Locate every line in the records below that holds the word "Delete" and return each one.
****
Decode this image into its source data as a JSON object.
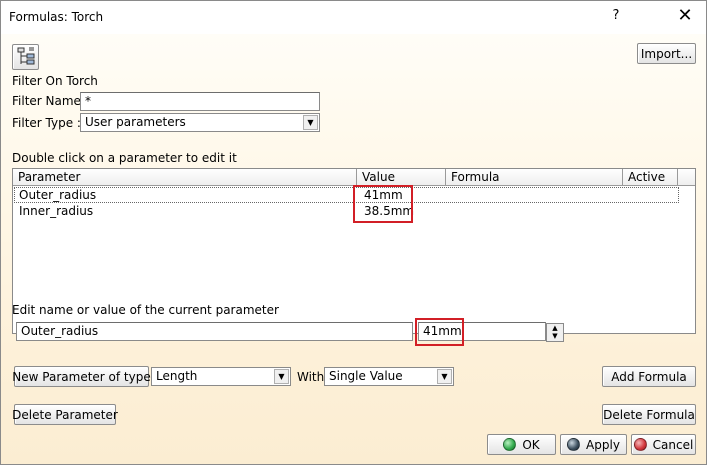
{
  "window": {
    "title": "Formulas: Torch",
    "help_label": "?",
    "close_label": "✕"
  },
  "toolbar": {
    "import_label": "Import..."
  },
  "filter": {
    "heading": "Filter On Torch",
    "name_label": "Filter Name :",
    "name_value": "*",
    "type_label": "Filter Type :",
    "type_value": "User parameters"
  },
  "parameters": {
    "heading": "Double click on a parameter to edit it",
    "columns": [
      "Parameter",
      "Value",
      "Formula",
      "Active"
    ],
    "rows": [
      {
        "parameter": "Outer_radius",
        "value": "41mm",
        "formula": "",
        "active": ""
      },
      {
        "parameter": "Inner_radius",
        "value": "38.5mm",
        "formula": "",
        "active": ""
      }
    ]
  },
  "edit": {
    "heading": "Edit name or value of the current parameter",
    "name_value": "Outer_radius",
    "value_value": "41mm"
  },
  "new_param": {
    "button_label": "New Parameter of type",
    "type_value": "Length",
    "with_label": "With",
    "with_value": "Single Value",
    "add_formula_label": "Add Formula"
  },
  "actions": {
    "delete_parameter_label": "Delete Parameter",
    "delete_formula_label": "Delete Formula",
    "ok_label": "OK",
    "apply_label": "Apply",
    "cancel_label": "Cancel"
  },
  "colors": {
    "highlight": "#d21f26",
    "ok_dot": "#2fa84a",
    "apply_dot": "#3a4d5c",
    "cancel_dot": "#d2343a"
  },
  "icons": {
    "filter_tool": "filter-tree-icon",
    "close": "close-icon",
    "spin": "spinner-arrows-icon"
  }
}
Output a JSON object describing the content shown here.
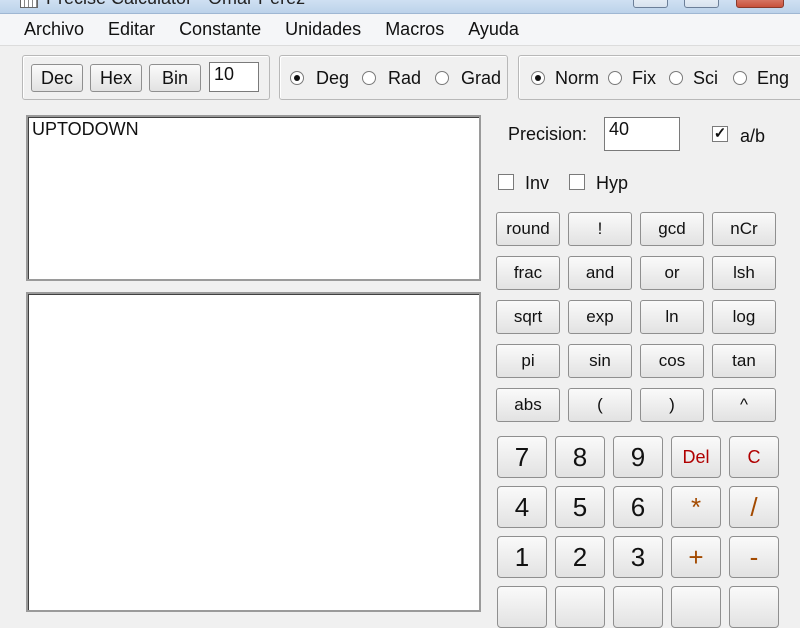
{
  "window": {
    "title": "Precise Calculator - Omar Perez"
  },
  "menu": [
    "Archivo",
    "Editar",
    "Constante",
    "Unidades",
    "Macros",
    "Ayuda"
  ],
  "base": {
    "buttons": [
      "Dec",
      "Hex",
      "Bin"
    ],
    "value": "10"
  },
  "angle": {
    "options": [
      "Deg",
      "Rad",
      "Grad"
    ],
    "selected": "Deg"
  },
  "format": {
    "options": [
      "Norm",
      "Fix",
      "Sci",
      "Eng"
    ],
    "selected": "Norm"
  },
  "expression": "UPTODOWN",
  "precision": {
    "label": "Precision:",
    "value": "40"
  },
  "fraction": {
    "label": "a/b",
    "checked": true
  },
  "inv": {
    "label": "Inv",
    "checked": false
  },
  "hyp": {
    "label": "Hyp",
    "checked": false
  },
  "functions": [
    [
      "round",
      "!",
      "gcd",
      "nCr"
    ],
    [
      "frac",
      "and",
      "or",
      "lsh"
    ],
    [
      "sqrt",
      "exp",
      "ln",
      "log"
    ],
    [
      "pi",
      "sin",
      "cos",
      "tan"
    ],
    [
      "abs",
      "(",
      ")",
      "^"
    ]
  ],
  "keypad": [
    [
      "7",
      "8",
      "9",
      "Del",
      "C"
    ],
    [
      "4",
      "5",
      "6",
      "*",
      "/"
    ],
    [
      "1",
      "2",
      "3",
      "+",
      "-"
    ]
  ]
}
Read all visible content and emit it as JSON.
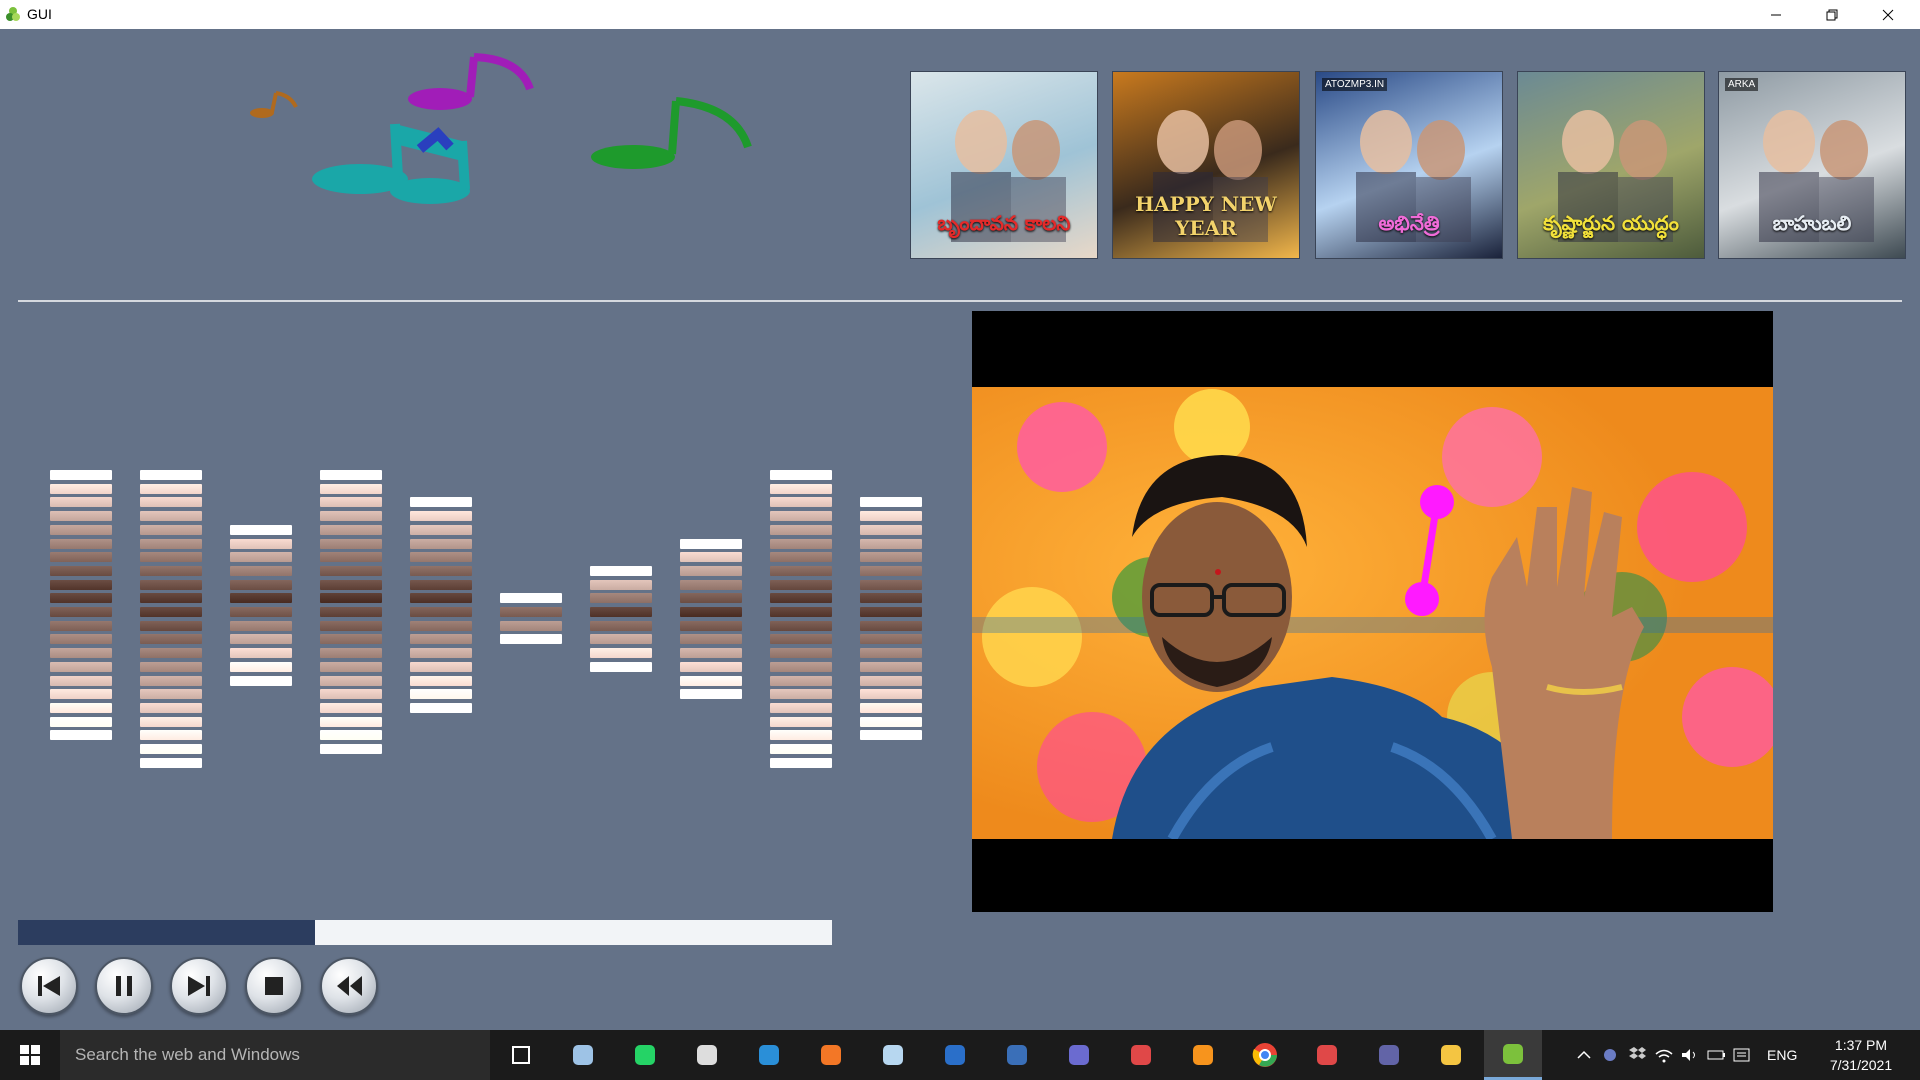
{
  "window": {
    "title": "GUI"
  },
  "posters": [
    {
      "caption": "బృందావన కాలని",
      "caption_color": "#e32a2a",
      "tag": "",
      "palette": [
        "#dbe6ea",
        "#9fc3d6",
        "#e8d8c8"
      ]
    },
    {
      "caption": "HAPPY NEW YEAR",
      "caption_color": "#f3d36b",
      "tag": "",
      "palette": [
        "#c97a1e",
        "#3a2a1c",
        "#f1b64b"
      ]
    },
    {
      "caption": "అభినేత్రి",
      "caption_color": "#f06bd8",
      "tag": "ATOZMP3.IN",
      "palette": [
        "#2a4a86",
        "#b6d2f0",
        "#1a223a"
      ]
    },
    {
      "caption": "కృష్ణార్జున యుద్ధం",
      "caption_color": "#f2e13a",
      "tag": "",
      "palette": [
        "#6b8a94",
        "#9fa66a",
        "#4d5b3c"
      ]
    },
    {
      "caption": "బాహుబలి",
      "caption_color": "#e6ecf2",
      "tag": "ARKA",
      "palette": [
        "#8e9aa3",
        "#d9dde0",
        "#3e4a52"
      ]
    }
  ],
  "equalizer": [
    {
      "segments": 20,
      "top_band": 0
    },
    {
      "segments": 22,
      "top_band": 0
    },
    {
      "segments": 12,
      "top_band": 4
    },
    {
      "segments": 21,
      "top_band": 0
    },
    {
      "segments": 16,
      "top_band": 2
    },
    {
      "segments": 4,
      "top_band": 9
    },
    {
      "segments": 8,
      "top_band": 7
    },
    {
      "segments": 12,
      "top_band": 5
    },
    {
      "segments": 22,
      "top_band": 0
    },
    {
      "segments": 18,
      "top_band": 2
    }
  ],
  "progress": {
    "value": 0.365
  },
  "controls": [
    {
      "name": "previous-button",
      "icon": "skip-back-icon"
    },
    {
      "name": "pause-button",
      "icon": "pause-icon"
    },
    {
      "name": "next-button",
      "icon": "skip-forward-icon"
    },
    {
      "name": "stop-button",
      "icon": "stop-icon"
    },
    {
      "name": "rewind-button",
      "icon": "rewind-icon"
    }
  ],
  "taskbar": {
    "search_placeholder": "Search the web and Windows",
    "language": "ENG",
    "time": "1:37 PM",
    "date": "7/31/2021",
    "apps": [
      "task-view-icon",
      "browser-icon",
      "whatsapp-icon",
      "obs-icon",
      "vscode-icon",
      "jupyter-icon",
      "snipping-icon",
      "r-icon",
      "devcpp-icon",
      "app-icon",
      "spider-icon",
      "sublime-icon",
      "chrome-icon",
      "spider-icon",
      "teams-icon",
      "file-explorer-icon",
      "python-gui-icon"
    ]
  },
  "colors": {
    "background": "#647288",
    "progress_fill": "#2c3d5f",
    "progress_track": "#f2f4f7",
    "hand_marker": "#ff1aff"
  }
}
****
Exercise result:
    "delete_parameter_label": "Delete Parameter",
    "delete_formula_label": "Delete Formula",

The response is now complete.